In the material below, write out unchanged every line from the one holding "trick-cell: Blunt left [730,1298,993,1343]" through the one holding "option-button-air[interactable]: Air [457,1174,539,1213]", including both of those lines.

[Labeled region entries]
-- BEGIN --

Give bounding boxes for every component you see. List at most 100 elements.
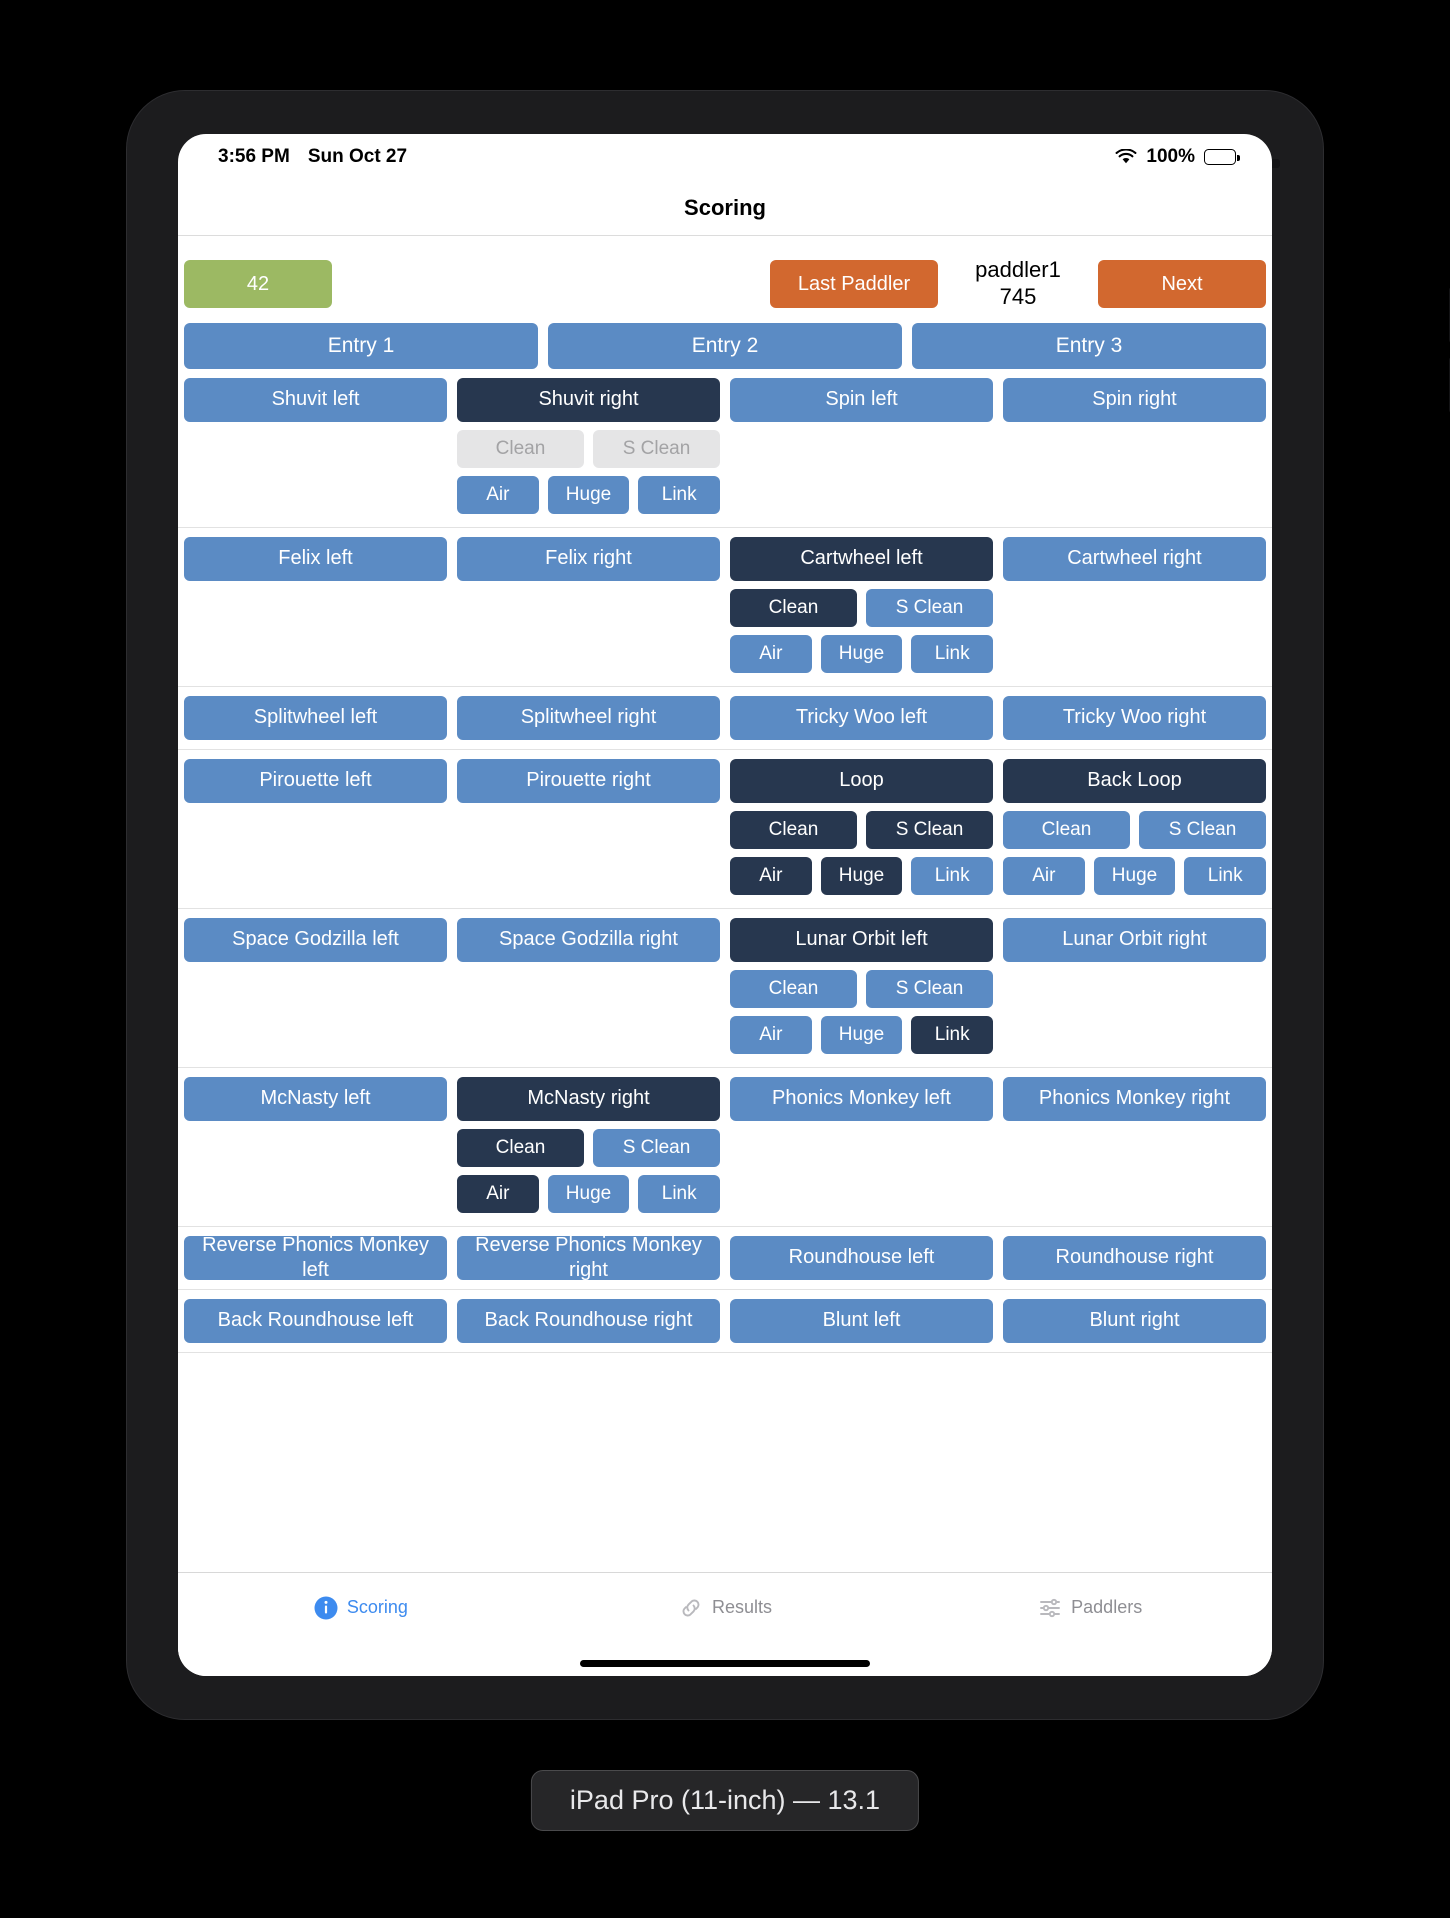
trick-cell: Blunt left [730,1298,993,1343]
option-button-clean[interactable]: Clean [730,588,857,627]
option-button-air[interactable]: Air [730,1015,812,1054]
trick-button[interactable]: Tricky Woo right [1003,695,1266,740]
trick-button[interactable]: Roundhouse right [1003,1235,1266,1280]
trick-button[interactable]: Tricky Woo left [730,695,993,740]
page-title: Scoring [684,194,766,220]
last-paddler-button[interactable]: Last Paddler [770,259,938,308]
home-indicator-area [178,1650,1272,1676]
option-button-huge[interactable]: Huge [820,1015,903,1054]
option-button-clean[interactable]: Clean [457,1128,584,1167]
trick-row: Shuvit left Shuvit right Clean S Clean Air Hu… [178,377,1272,528]
option-button-huge[interactable]: Huge [820,856,903,895]
trick-button[interactable]: Pirouette right [457,758,720,803]
trick-button[interactable]: Splitwheel right [457,695,720,740]
option-button-air[interactable]: Air [457,475,539,514]
trick-button[interactable]: Phonics Monkey left [730,1076,993,1121]
trick-button[interactable]: Felix left [184,536,447,581]
trick-button[interactable]: Cartwheel right [1003,536,1266,581]
option-button-s-clean: S Clean [593,429,720,468]
option-button-clean[interactable]: Clean [730,810,857,849]
trick-button[interactable]: Lunar Orbit right [1003,917,1266,962]
trick-button[interactable]: Spin right [1003,377,1266,422]
trick-options-group: Clean S Clean Air Huge Link [457,429,721,514]
option-button-air[interactable]: Air [730,634,812,673]
option-button-air[interactable]: Air [457,1174,539,1213]
option-button-huge[interactable]: Huge [547,1174,630,1213]
trick-cell: Shuvit left [184,377,447,518]
tab-paddlers[interactable]: Paddlers [907,1573,1272,1650]
trick-button[interactable]: Spin left [730,377,993,422]
trick-cell: Pirouette left [184,758,447,899]
status-time: 3:56 PM [218,146,290,167]
trick-button[interactable]: Loop [730,758,993,803]
trick-button[interactable]: Back Roundhouse left [184,1298,447,1343]
modifier-options-row: Air Huge Link [457,475,721,514]
trick-button[interactable]: Blunt left [730,1298,993,1343]
trick-button[interactable]: Shuvit right [457,377,720,422]
quality-options-row: Clean S Clean [457,1128,720,1167]
home-indicator[interactable] [580,1659,870,1667]
option-button-huge[interactable]: Huge [1093,856,1176,895]
option-button-s-clean[interactable]: S Clean [866,588,993,627]
trick-button[interactable]: Splitwheel left [184,695,447,740]
trick-button[interactable]: McNasty left [184,1076,447,1121]
option-button-link[interactable]: Link [1184,856,1267,895]
option-button-link[interactable]: Link [638,1174,721,1213]
status-date: Sun Oct 27 [307,146,408,167]
tab-bar: Scoring Results Paddlers [178,1572,1272,1650]
trick-row: Reverse Phonics Monkey left Reverse Phoni… [178,1234,1272,1290]
trick-row: Felix left Felix right Cartwheel left Clean… [178,536,1272,687]
trick-button[interactable]: Blunt right [1003,1298,1266,1343]
trick-button[interactable]: Lunar Orbit left [730,917,993,962]
trick-button[interactable]: Roundhouse left [730,1235,993,1280]
trick-cell: Pirouette right [457,758,720,899]
option-button-link[interactable]: Link [911,634,994,673]
entry-button-1[interactable]: Entry 1 [184,322,538,369]
next-paddler-button[interactable]: Next [1098,259,1266,308]
option-button-air[interactable]: Air [1003,856,1085,895]
trick-button[interactable]: Back Roundhouse right [457,1298,720,1343]
trick-button[interactable]: Cartwheel left [730,536,993,581]
trick-cell: McNasty right Clean S Clean Air Huge Link [457,1076,721,1217]
trick-button[interactable]: Pirouette left [184,758,447,803]
trick-button[interactable]: Phonics Monkey right [1003,1076,1266,1121]
option-button-air[interactable]: Air [730,856,812,895]
option-button-link[interactable]: Link [911,1015,994,1054]
option-button-clean: Clean [457,429,584,468]
option-button-s-clean[interactable]: S Clean [866,810,993,849]
trick-button[interactable]: McNasty right [457,1076,720,1121]
option-button-clean[interactable]: Clean [730,969,857,1008]
trick-button[interactable]: Reverse Phonics Monkey right [457,1234,720,1281]
link-chain-icon [678,1595,704,1621]
trick-row: McNasty left McNasty right Clean S Clean Air… [178,1076,1272,1227]
entry-cell: Entry 2 [548,322,902,369]
option-button-link[interactable]: Link [911,856,994,895]
option-button-s-clean[interactable]: S Clean [866,969,993,1008]
trick-cell: Roundhouse right [1003,1235,1266,1280]
tab-results[interactable]: Results [543,1573,908,1650]
option-button-huge[interactable]: Huge [547,475,630,514]
trick-button[interactable]: Back Loop [1003,758,1266,803]
entry-button-2[interactable]: Entry 2 [548,322,902,369]
trick-cell: Splitwheel right [457,695,720,740]
trick-button[interactable]: Space Godzilla left [184,917,447,962]
trick-options-group: Clean S Clean Air Huge Link [730,588,994,673]
option-button-s-clean[interactable]: S Clean [1139,810,1266,849]
trick-button[interactable]: Reverse Phonics Monkey left [184,1234,447,1281]
trick-cell: Loop Clean S Clean Air Huge Link [730,758,994,899]
battery-full-icon [1204,149,1240,165]
tab-label: Paddlers [1071,1597,1143,1617]
option-button-clean[interactable]: Clean [1003,810,1130,849]
option-button-huge[interactable]: Huge [820,634,903,673]
trick-cell: Roundhouse left [730,1235,993,1280]
tab-scoring[interactable]: Scoring [178,1573,543,1650]
trick-cell: Back Roundhouse left [184,1298,447,1343]
trick-button[interactable]: Shuvit left [184,377,447,422]
trick-button[interactable]: Felix right [457,536,720,581]
option-button-link[interactable]: Link [638,475,721,514]
trick-button[interactable]: Space Godzilla right [457,917,720,962]
trick-cell: Phonics Monkey right [1003,1076,1266,1217]
option-button-s-clean[interactable]: S Clean [593,1128,720,1167]
status-bar: 3:56 PM Sun Oct 27 100% [178,134,1272,180]
entry-button-3[interactable]: Entry 3 [912,322,1266,369]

-- END --

Finished task
trick-cell: Blunt left [730,1298,993,1343]
option-button-clean[interactable]: Clean [730,588,857,627]
option-button-air[interactable]: Air [730,1015,812,1054]
trick-button[interactable]: Tricky Woo right [1003,695,1266,740]
trick-button[interactable]: Roundhouse right [1003,1235,1266,1280]
trick-button[interactable]: Tricky Woo left [730,695,993,740]
page-title: Scoring [684,194,766,220]
last-paddler-button[interactable]: Last Paddler [770,259,938,308]
home-indicator-area [178,1650,1272,1676]
option-button-huge[interactable]: Huge [820,1015,903,1054]
option-button-clean[interactable]: Clean [457,1128,584,1167]
trick-row: Shuvit left Shuvit right Clean S Clean Air Hu… [178,377,1272,528]
option-button-huge[interactable]: Huge [820,856,903,895]
trick-button[interactable]: Pirouette right [457,758,720,803]
trick-button[interactable]: Splitwheel right [457,695,720,740]
option-button-air[interactable]: Air [457,475,539,514]
trick-button[interactable]: Phonics Monkey left [730,1076,993,1121]
trick-button[interactable]: Felix left [184,536,447,581]
trick-button[interactable]: Cartwheel right [1003,536,1266,581]
option-button-s-clean: S Clean [593,429,720,468]
option-button-clean[interactable]: Clean [730,810,857,849]
trick-button[interactable]: Lunar Orbit right [1003,917,1266,962]
trick-button[interactable]: Spin right [1003,377,1266,422]
trick-options-group: Clean S Clean Air Huge Link [457,429,721,514]
option-button-air[interactable]: Air [730,634,812,673]
option-button-air[interactable]: Air [457,1174,539,1213]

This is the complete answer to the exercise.